EXERCISE PROMPT:
Using the data below, gather each line that includes the word "arbetslöshet".

WORKING DATA:

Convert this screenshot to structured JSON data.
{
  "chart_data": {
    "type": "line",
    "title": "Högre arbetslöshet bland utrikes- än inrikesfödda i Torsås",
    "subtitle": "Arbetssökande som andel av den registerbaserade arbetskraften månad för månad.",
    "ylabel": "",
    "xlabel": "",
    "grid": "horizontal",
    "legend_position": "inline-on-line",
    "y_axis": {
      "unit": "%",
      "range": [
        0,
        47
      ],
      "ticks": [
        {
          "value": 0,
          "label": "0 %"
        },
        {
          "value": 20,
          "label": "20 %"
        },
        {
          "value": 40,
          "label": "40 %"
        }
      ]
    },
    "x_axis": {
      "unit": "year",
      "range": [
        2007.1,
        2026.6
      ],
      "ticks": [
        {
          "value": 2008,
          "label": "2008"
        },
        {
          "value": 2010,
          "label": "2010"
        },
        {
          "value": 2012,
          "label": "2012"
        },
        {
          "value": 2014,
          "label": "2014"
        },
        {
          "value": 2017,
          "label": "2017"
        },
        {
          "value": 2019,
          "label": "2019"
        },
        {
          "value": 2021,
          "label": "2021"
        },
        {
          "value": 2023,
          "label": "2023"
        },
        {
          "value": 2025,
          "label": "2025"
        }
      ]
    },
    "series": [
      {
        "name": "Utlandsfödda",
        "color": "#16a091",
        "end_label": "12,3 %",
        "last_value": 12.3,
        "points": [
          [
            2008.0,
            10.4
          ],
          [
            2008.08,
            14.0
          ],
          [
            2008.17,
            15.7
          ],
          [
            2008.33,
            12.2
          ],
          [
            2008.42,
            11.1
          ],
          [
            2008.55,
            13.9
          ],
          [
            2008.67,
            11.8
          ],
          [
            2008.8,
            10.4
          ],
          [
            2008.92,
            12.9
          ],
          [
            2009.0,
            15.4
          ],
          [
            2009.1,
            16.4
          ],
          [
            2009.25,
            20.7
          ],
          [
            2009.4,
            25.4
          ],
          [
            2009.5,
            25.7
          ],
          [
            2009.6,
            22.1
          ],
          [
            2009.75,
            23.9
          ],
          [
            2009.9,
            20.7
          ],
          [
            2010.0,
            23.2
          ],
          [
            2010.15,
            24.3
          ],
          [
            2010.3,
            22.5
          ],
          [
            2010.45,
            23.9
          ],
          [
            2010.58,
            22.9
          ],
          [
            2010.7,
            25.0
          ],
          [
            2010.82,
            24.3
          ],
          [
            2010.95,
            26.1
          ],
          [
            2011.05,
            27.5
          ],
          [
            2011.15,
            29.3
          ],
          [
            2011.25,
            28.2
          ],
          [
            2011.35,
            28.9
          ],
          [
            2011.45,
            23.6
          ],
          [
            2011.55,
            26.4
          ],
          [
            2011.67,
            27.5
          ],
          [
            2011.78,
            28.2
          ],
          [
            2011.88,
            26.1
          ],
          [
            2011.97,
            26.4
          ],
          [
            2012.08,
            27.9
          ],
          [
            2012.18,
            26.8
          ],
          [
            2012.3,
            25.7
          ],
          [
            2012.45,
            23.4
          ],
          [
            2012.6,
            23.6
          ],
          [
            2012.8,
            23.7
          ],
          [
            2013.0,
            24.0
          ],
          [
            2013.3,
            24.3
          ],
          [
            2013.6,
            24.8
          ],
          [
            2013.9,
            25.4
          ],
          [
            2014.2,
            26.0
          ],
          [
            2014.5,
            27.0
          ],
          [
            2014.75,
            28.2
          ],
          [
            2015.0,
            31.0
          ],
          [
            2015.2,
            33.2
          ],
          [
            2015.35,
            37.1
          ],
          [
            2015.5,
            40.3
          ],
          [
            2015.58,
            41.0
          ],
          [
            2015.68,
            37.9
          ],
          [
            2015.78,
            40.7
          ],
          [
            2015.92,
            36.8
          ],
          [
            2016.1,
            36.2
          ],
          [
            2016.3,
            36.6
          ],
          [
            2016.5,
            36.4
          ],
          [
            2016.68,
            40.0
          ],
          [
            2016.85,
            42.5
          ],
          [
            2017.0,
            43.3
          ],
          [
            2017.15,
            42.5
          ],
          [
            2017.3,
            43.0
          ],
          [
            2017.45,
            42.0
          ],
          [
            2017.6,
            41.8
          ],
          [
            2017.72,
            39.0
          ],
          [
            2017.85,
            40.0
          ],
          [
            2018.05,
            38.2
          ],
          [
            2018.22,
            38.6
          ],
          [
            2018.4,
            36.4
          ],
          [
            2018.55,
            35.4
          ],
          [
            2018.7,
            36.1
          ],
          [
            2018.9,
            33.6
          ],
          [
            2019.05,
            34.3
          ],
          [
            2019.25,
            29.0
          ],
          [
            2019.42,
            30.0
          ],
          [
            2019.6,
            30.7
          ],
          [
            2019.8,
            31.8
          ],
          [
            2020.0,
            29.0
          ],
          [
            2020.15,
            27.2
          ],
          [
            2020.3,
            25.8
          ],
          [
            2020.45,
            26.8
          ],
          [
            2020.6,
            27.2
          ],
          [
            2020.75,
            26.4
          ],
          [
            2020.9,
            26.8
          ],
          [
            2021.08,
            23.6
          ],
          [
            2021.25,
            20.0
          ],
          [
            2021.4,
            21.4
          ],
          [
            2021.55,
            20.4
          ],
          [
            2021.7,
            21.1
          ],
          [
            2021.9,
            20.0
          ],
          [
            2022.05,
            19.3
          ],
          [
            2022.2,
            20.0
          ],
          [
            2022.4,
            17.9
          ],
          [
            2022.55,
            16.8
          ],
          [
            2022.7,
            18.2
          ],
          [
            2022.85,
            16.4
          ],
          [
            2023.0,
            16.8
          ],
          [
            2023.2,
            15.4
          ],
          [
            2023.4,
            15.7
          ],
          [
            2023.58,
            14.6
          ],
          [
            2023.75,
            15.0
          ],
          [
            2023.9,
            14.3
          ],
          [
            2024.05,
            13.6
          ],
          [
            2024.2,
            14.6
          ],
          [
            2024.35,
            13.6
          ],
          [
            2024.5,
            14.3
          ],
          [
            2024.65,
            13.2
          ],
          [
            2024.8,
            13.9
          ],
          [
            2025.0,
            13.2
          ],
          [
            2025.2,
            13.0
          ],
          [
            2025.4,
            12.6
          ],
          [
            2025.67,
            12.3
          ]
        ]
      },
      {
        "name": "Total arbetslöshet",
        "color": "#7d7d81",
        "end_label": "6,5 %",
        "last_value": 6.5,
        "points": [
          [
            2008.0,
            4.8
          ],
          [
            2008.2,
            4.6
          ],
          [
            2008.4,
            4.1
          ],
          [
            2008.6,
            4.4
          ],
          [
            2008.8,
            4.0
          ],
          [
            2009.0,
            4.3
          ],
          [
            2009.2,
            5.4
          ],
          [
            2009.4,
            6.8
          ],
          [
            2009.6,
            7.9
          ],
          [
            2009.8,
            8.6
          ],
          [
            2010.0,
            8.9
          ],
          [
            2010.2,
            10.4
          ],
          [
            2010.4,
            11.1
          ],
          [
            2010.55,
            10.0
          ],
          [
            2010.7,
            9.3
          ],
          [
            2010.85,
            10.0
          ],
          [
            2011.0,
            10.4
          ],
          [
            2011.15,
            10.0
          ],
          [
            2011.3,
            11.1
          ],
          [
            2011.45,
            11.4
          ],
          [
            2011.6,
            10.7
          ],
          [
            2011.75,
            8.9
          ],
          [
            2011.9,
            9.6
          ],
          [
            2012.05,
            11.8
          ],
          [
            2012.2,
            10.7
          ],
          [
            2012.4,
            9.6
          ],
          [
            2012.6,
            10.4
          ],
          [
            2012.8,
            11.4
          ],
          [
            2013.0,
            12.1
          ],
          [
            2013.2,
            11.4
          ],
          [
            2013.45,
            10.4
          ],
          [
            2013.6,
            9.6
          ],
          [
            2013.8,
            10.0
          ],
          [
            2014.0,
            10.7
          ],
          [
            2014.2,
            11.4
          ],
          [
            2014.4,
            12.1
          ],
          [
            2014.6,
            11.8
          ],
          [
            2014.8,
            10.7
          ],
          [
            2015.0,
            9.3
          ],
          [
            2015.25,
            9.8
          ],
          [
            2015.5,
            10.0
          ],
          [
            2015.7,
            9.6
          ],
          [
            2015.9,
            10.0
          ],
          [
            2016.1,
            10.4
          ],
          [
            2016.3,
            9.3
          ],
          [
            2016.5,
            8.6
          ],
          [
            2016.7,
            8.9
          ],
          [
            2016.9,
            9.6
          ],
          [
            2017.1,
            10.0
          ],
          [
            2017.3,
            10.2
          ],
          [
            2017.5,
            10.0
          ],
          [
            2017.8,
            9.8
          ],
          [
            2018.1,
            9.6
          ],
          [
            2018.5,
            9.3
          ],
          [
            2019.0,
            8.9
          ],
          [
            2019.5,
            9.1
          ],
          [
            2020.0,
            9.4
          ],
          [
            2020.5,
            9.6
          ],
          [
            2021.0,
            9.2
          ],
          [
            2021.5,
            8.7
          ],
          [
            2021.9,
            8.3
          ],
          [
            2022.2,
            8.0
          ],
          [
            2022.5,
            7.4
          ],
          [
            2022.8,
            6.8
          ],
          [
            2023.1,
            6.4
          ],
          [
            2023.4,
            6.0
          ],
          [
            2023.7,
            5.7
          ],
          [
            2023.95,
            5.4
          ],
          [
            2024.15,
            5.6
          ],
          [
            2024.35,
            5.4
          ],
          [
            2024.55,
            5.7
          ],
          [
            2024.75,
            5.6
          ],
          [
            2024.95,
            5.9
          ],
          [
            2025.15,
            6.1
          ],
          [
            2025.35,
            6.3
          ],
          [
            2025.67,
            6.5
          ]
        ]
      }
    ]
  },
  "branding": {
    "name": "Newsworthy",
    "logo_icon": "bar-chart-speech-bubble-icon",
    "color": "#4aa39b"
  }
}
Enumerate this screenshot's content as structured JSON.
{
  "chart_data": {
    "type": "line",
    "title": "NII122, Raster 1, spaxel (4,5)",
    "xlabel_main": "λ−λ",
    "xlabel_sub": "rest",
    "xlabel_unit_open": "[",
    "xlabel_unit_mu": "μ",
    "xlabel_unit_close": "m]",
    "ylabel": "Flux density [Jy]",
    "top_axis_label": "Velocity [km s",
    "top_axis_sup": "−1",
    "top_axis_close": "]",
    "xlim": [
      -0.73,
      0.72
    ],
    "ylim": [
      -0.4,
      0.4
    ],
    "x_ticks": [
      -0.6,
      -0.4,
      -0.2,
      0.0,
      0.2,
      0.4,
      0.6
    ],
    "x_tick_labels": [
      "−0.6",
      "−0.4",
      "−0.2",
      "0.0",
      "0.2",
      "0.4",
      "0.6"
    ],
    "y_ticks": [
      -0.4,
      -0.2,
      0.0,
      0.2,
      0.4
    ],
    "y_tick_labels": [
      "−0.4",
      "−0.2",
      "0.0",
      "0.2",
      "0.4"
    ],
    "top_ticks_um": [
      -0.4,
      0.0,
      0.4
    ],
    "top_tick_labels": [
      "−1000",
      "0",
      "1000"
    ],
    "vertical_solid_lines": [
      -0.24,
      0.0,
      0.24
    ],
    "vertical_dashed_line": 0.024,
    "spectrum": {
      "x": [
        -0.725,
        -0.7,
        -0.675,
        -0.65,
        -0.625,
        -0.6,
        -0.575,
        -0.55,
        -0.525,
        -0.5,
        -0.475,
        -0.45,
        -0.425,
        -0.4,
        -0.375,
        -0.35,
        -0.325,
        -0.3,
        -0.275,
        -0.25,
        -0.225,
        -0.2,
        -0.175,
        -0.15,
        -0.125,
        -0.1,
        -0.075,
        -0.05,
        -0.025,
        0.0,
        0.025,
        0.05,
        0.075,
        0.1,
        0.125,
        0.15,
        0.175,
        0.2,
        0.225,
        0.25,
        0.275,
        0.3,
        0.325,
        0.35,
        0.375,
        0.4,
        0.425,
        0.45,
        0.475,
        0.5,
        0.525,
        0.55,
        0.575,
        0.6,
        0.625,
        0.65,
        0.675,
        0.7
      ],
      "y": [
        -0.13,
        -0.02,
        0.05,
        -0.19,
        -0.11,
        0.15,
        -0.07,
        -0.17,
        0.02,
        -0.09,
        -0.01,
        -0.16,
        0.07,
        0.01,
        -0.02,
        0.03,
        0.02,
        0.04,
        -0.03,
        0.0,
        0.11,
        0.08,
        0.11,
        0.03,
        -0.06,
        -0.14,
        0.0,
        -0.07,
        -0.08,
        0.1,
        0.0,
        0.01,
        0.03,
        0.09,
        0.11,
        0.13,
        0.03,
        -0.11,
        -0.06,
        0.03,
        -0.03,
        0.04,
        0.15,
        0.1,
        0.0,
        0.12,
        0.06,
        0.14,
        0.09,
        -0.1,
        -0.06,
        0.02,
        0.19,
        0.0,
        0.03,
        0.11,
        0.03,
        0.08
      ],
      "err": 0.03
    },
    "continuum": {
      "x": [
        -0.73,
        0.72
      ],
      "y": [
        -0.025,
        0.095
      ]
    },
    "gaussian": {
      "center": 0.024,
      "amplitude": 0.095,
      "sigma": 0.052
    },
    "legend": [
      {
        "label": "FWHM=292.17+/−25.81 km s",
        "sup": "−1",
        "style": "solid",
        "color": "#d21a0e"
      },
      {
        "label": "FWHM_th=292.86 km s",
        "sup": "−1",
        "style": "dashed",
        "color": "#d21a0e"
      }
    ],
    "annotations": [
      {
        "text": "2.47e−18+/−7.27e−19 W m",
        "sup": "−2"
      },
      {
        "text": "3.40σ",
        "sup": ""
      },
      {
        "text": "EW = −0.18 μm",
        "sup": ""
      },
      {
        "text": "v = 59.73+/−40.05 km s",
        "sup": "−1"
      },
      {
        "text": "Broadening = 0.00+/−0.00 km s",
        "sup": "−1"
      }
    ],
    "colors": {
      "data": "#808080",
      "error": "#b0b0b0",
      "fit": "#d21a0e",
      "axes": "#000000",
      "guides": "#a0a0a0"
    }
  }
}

WRITTEN ANSWER:
    "title": "Högre arbetslöshet bland utrikes- än inrikesfödda i Torsås",
        "name": "Total arbetslöshet",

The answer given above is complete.